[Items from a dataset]
--------------------------------------------------
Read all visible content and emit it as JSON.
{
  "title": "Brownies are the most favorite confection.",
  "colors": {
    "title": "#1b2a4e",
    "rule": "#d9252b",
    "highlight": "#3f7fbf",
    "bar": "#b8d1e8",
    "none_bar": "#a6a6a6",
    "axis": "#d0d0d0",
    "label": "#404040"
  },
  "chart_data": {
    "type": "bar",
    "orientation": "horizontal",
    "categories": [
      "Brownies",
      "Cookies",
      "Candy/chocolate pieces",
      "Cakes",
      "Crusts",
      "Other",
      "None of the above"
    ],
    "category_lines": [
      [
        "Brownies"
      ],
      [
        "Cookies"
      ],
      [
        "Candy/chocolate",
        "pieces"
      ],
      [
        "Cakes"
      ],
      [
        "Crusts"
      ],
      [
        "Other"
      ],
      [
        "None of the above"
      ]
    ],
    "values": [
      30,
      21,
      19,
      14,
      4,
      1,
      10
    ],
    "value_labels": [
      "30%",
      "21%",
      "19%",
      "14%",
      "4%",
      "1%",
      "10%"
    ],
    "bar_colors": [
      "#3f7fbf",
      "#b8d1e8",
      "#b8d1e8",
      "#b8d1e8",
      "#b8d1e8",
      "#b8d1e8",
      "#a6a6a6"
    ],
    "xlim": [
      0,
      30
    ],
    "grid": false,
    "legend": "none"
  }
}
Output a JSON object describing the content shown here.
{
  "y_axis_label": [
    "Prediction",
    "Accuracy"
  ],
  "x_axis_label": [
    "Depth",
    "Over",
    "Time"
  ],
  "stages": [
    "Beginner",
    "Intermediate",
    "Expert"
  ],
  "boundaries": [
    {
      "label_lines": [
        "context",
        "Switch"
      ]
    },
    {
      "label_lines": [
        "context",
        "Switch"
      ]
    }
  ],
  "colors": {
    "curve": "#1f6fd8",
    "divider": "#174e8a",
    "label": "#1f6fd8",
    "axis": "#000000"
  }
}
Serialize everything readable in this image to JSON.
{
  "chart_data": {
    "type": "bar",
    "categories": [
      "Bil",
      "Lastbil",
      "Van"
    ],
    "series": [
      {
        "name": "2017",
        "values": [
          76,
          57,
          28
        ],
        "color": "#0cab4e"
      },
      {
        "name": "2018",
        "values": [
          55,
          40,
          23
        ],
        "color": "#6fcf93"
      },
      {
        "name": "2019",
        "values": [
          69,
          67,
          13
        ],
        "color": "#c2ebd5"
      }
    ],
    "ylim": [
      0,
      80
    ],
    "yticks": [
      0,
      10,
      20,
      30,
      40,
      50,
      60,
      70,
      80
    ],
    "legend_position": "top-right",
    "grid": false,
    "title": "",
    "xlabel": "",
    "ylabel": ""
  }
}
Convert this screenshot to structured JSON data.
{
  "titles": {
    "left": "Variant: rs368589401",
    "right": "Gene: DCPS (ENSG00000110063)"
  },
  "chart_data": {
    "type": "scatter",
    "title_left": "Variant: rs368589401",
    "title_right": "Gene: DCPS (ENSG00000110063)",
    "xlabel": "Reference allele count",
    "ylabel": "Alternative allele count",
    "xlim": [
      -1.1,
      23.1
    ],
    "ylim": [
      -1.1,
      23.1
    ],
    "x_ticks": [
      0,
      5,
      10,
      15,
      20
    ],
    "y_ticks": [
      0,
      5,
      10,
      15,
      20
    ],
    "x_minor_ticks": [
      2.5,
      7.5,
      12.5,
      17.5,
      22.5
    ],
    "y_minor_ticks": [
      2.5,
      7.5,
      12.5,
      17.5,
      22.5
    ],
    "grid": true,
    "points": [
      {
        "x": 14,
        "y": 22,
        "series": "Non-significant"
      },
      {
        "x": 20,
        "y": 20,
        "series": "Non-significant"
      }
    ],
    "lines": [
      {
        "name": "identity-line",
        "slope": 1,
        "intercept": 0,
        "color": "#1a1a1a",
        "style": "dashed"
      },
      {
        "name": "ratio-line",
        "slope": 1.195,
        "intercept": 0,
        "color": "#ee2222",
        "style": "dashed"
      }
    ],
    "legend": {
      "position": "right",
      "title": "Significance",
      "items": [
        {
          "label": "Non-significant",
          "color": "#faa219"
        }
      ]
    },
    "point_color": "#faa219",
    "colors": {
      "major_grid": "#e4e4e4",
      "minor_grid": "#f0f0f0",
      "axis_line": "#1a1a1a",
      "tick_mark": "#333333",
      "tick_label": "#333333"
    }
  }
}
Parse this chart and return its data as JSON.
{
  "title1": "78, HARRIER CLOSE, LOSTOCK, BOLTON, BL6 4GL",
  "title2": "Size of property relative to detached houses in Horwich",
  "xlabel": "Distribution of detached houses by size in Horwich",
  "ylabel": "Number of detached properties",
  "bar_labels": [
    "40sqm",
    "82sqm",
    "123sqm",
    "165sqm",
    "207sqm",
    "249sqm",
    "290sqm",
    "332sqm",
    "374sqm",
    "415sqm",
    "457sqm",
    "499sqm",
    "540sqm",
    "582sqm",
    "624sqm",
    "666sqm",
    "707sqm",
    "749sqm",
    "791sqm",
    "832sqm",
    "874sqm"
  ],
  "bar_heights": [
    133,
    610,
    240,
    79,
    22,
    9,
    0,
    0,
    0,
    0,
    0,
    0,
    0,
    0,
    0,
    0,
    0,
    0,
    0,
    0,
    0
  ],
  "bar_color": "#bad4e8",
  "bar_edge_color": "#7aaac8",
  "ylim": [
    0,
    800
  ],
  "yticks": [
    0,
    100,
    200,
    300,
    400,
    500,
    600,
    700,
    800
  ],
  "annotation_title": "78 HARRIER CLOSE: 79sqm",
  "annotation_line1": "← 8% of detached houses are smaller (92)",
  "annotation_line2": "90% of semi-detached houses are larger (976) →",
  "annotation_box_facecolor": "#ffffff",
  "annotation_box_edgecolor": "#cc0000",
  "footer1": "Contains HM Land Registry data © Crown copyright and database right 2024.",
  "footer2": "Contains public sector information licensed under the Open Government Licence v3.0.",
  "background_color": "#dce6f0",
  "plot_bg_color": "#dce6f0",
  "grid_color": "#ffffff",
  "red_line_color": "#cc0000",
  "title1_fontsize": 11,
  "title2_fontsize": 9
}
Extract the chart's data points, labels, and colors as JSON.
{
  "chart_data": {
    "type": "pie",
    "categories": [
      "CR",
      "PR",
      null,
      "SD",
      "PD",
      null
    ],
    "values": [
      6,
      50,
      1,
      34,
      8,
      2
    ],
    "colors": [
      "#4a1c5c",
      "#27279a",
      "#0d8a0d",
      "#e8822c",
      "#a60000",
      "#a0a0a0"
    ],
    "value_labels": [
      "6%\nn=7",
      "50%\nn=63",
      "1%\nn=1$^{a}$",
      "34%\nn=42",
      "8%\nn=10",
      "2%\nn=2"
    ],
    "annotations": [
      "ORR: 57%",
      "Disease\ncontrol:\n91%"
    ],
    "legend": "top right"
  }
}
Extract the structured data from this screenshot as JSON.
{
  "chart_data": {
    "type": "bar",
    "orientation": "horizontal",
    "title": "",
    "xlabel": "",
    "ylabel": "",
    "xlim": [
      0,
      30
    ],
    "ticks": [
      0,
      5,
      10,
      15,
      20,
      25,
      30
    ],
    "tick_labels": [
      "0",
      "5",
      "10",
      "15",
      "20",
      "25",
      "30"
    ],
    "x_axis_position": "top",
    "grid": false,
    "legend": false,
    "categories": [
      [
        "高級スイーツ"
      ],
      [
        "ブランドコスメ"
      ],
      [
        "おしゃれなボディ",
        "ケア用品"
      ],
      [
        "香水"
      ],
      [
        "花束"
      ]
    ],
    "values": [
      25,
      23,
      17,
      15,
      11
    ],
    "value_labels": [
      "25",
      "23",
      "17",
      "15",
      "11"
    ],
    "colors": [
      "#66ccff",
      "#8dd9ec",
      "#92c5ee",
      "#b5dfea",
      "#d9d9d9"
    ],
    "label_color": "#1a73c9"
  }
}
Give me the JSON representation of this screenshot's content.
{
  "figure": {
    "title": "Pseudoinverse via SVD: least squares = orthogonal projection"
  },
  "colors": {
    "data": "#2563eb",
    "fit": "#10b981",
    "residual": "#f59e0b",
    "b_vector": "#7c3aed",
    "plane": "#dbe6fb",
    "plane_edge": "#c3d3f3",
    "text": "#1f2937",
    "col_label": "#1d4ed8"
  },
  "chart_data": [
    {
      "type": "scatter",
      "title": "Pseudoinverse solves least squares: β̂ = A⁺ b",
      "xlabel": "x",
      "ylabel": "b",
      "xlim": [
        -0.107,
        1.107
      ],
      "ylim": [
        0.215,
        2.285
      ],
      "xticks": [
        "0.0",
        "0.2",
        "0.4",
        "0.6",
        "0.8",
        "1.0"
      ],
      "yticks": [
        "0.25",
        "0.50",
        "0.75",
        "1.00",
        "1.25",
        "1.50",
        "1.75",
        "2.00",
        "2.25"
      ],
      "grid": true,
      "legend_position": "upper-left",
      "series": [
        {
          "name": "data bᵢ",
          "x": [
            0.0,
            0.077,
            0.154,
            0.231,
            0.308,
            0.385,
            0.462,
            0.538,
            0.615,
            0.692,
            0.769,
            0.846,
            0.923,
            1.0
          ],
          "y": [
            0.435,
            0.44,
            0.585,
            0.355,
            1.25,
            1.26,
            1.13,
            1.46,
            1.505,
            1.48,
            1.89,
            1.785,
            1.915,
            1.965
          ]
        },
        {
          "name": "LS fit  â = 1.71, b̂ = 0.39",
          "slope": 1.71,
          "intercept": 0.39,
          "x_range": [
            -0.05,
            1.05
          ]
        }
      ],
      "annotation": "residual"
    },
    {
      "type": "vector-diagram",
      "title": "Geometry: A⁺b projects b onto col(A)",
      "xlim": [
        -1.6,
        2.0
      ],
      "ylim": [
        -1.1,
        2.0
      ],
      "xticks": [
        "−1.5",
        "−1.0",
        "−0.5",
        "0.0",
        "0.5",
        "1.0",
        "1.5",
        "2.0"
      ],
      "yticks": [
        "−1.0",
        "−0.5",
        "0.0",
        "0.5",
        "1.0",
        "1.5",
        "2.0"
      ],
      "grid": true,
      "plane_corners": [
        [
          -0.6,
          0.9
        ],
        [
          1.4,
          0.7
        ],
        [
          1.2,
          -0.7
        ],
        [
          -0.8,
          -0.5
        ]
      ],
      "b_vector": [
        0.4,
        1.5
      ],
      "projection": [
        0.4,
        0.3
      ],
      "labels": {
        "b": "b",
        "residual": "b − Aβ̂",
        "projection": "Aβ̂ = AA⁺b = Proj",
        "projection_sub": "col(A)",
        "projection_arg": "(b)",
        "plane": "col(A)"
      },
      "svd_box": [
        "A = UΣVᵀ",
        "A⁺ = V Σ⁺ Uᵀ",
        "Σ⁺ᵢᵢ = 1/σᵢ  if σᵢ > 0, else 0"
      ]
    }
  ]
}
--------------------------------------------------
# YOUR GOAL:
Only lines with the string "name" belong in your answer; copy each one.

# COMPLETED EXERCISE:
        "name": "2017",
        "name": "2018",
        "name": "2019",
        "name": "identity-line",
        "name": "ratio-line",
          "name": "data bᵢ",
          "name": "LS fit  â = 1.71, b̂ = 0.39",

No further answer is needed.